The answer must be an exact reproduction of all the entries.
──────────────────────────────
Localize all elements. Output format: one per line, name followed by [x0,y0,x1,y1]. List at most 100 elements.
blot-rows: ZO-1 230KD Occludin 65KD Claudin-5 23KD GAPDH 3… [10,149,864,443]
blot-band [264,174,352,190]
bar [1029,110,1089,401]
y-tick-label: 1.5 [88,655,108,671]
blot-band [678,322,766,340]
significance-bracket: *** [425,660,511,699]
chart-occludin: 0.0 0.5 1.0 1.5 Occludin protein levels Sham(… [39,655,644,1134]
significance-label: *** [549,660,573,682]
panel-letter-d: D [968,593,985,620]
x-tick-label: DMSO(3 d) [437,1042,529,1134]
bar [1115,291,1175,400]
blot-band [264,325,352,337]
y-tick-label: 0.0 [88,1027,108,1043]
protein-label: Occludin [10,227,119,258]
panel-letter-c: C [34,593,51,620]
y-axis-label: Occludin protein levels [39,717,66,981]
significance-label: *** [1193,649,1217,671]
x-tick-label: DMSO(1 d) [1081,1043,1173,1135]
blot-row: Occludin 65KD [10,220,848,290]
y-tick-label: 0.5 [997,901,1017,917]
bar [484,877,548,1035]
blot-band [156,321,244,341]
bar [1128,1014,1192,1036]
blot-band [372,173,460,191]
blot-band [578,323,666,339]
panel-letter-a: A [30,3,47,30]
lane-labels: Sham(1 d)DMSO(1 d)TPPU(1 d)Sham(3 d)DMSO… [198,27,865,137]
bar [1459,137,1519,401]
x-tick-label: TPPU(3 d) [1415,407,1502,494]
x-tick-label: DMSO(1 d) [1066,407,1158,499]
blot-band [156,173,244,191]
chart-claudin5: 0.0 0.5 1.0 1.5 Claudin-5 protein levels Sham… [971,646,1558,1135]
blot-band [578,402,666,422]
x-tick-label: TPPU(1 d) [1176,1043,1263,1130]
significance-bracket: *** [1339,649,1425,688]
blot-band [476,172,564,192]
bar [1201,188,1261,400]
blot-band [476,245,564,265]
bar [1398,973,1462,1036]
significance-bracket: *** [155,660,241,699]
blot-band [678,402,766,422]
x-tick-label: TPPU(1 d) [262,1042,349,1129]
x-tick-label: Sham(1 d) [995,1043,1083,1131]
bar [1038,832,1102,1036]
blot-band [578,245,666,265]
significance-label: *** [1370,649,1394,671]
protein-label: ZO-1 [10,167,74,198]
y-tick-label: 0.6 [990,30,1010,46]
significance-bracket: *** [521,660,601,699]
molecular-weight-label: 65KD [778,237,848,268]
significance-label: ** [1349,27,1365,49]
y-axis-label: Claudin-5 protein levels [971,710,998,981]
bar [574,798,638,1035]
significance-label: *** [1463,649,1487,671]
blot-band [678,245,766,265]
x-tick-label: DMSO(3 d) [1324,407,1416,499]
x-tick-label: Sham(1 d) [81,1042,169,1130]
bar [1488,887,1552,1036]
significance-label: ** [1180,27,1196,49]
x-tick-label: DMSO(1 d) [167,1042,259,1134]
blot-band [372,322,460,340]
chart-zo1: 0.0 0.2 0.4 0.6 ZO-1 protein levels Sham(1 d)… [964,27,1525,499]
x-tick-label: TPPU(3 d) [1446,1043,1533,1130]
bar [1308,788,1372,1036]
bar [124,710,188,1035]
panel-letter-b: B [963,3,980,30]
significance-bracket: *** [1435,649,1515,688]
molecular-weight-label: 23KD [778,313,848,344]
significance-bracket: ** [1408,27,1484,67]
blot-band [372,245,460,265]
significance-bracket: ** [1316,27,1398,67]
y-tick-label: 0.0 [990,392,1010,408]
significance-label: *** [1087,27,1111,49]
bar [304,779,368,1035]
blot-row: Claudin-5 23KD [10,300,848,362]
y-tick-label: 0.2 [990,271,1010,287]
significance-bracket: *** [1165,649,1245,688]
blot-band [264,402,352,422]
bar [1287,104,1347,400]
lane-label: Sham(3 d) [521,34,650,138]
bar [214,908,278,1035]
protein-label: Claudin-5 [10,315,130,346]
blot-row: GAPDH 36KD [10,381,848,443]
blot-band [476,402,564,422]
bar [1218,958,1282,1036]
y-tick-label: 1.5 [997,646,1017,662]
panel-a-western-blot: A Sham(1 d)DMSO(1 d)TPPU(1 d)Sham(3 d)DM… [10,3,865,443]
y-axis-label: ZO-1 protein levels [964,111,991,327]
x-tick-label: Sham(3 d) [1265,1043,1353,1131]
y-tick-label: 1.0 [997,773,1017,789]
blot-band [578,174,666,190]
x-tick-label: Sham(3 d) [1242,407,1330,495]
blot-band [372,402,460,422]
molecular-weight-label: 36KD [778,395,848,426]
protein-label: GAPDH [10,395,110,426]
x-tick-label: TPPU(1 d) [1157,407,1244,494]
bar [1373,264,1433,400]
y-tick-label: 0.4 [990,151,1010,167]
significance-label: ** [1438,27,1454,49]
──────────────────────────────
### [SOLUTION]
Localize all elements. Output format: one per line, name followed by [x0,y0,x1,y1]. List at most 100 elements.
blot-rows: ZO-1 230KD Occludin 65KD Claudin-5 23KD GAPDH 3… [10,149,864,443]
blot-band [264,174,352,190]
bar [1029,110,1089,401]
y-tick-label: 1.5 [88,655,108,671]
blot-band [678,322,766,340]
significance-bracket: *** [425,660,511,699]
chart-occludin: 0.0 0.5 1.0 1.5 Occludin protein levels Sham(… [39,655,644,1134]
significance-label: *** [549,660,573,682]
panel-letter-d: D [968,593,985,620]
x-tick-label: DMSO(3 d) [437,1042,529,1134]
bar [1115,291,1175,400]
blot-band [264,325,352,337]
y-tick-label: 0.0 [88,1027,108,1043]
protein-label: Occludin [10,227,119,258]
panel-letter-c: C [34,593,51,620]
y-axis-label: Occludin protein levels [39,717,66,981]
significance-label: *** [1193,649,1217,671]
x-tick-label: DMSO(1 d) [1081,1043,1173,1135]
blot-row: Occludin 65KD [10,220,848,290]
y-tick-label: 0.5 [997,901,1017,917]
bar [484,877,548,1035]
blot-band [156,321,244,341]
bar [1128,1014,1192,1036]
blot-band [372,173,460,191]
blot-band [578,323,666,339]
panel-letter-a: A [30,3,47,30]
lane-labels: Sham(1 d)DMSO(1 d)TPPU(1 d)Sham(3 d)DMSO… [198,27,865,137]
bar [1459,137,1519,401]
x-tick-label: TPPU(3 d) [1415,407,1502,494]
x-tick-label: DMSO(1 d) [1066,407,1158,499]
blot-band [156,173,244,191]
chart-claudin5: 0.0 0.5 1.0 1.5 Claudin-5 protein levels Sham… [971,646,1558,1135]
blot-band [578,402,666,422]
x-tick-label: TPPU(1 d) [1176,1043,1263,1130]
significance-bracket: *** [1339,649,1425,688]
blot-band [476,172,564,192]
bar [1201,188,1261,400]
blot-band [476,245,564,265]
bar [1398,973,1462,1036]
significance-bracket: *** [155,660,241,699]
blot-band [678,402,766,422]
x-tick-label: TPPU(1 d) [262,1042,349,1129]
x-tick-label: Sham(1 d) [995,1043,1083,1131]
bar [1038,832,1102,1036]
blot-band [578,245,666,265]
significance-label: *** [1370,649,1394,671]
protein-label: ZO-1 [10,167,74,198]
y-tick-label: 0.6 [990,30,1010,46]
significance-bracket: *** [521,660,601,699]
molecular-weight-label: 65KD [778,237,848,268]
significance-label: ** [1349,27,1365,49]
y-axis-label: Claudin-5 protein levels [971,710,998,981]
bar [574,798,638,1035]
significance-label: *** [1463,649,1487,671]
blot-band [678,245,766,265]
x-tick-label: DMSO(3 d) [1324,407,1416,499]
x-tick-label: Sham(1 d) [81,1042,169,1130]
bar [1488,887,1552,1036]
significance-label: ** [1180,27,1196,49]
x-tick-label: DMSO(1 d) [167,1042,259,1134]
blot-band [372,322,460,340]
chart-zo1: 0.0 0.2 0.4 0.6 ZO-1 protein levels Sham(1 d)… [964,27,1525,499]
x-tick-label: TPPU(3 d) [1446,1043,1533,1130]
bar [1308,788,1372,1036]
bar [124,710,188,1035]
panel-letter-b: B [963,3,980,30]
significance-bracket: *** [1435,649,1515,688]
molecular-weight-label: 23KD [778,313,848,344]
significance-bracket: ** [1408,27,1484,67]
blot-band [372,245,460,265]
significance-bracket: ** [1316,27,1398,67]
y-tick-label: 0.0 [990,392,1010,408]
significance-label: *** [1087,27,1111,49]
bar [304,779,368,1035]
blot-row: Claudin-5 23KD [10,300,848,362]
y-tick-label: 0.2 [990,271,1010,287]
significance-bracket: *** [1165,649,1245,688]
blot-band [264,402,352,422]
bar [1287,104,1347,400]
lane-label: Sham(3 d) [521,34,650,138]
bar [214,908,278,1035]
protein-label: Claudin-5 [10,315,130,346]
blot-row: GAPDH 36KD [10,381,848,443]
blot-band [476,402,564,422]
bar [1218,958,1282,1036]
y-tick-label: 1.5 [997,646,1017,662]
panel-a-western-blot: A Sham(1 d)DMSO(1 d)TPPU(1 d)Sham(3 d)DM… [10,3,865,443]
y-axis-label: ZO-1 protein levels [964,111,991,327]
x-tick-label: Sham(3 d) [1265,1043,1353,1131]
y-tick-label: 1.0 [997,773,1017,789]
blot-band [578,174,666,190]
x-tick-label: Sham(3 d) [1242,407,1330,495]
blot-band [372,402,460,422]
molecular-weight-label: 36KD [778,395,848,426]
protein-label: GAPDH [10,395,110,426]
x-tick-label: TPPU(1 d) [1157,407,1244,494]
bar [1373,264,1433,400]
y-tick-label: 0.4 [990,151,1010,167]
significance-label: ** [1438,27,1454,49]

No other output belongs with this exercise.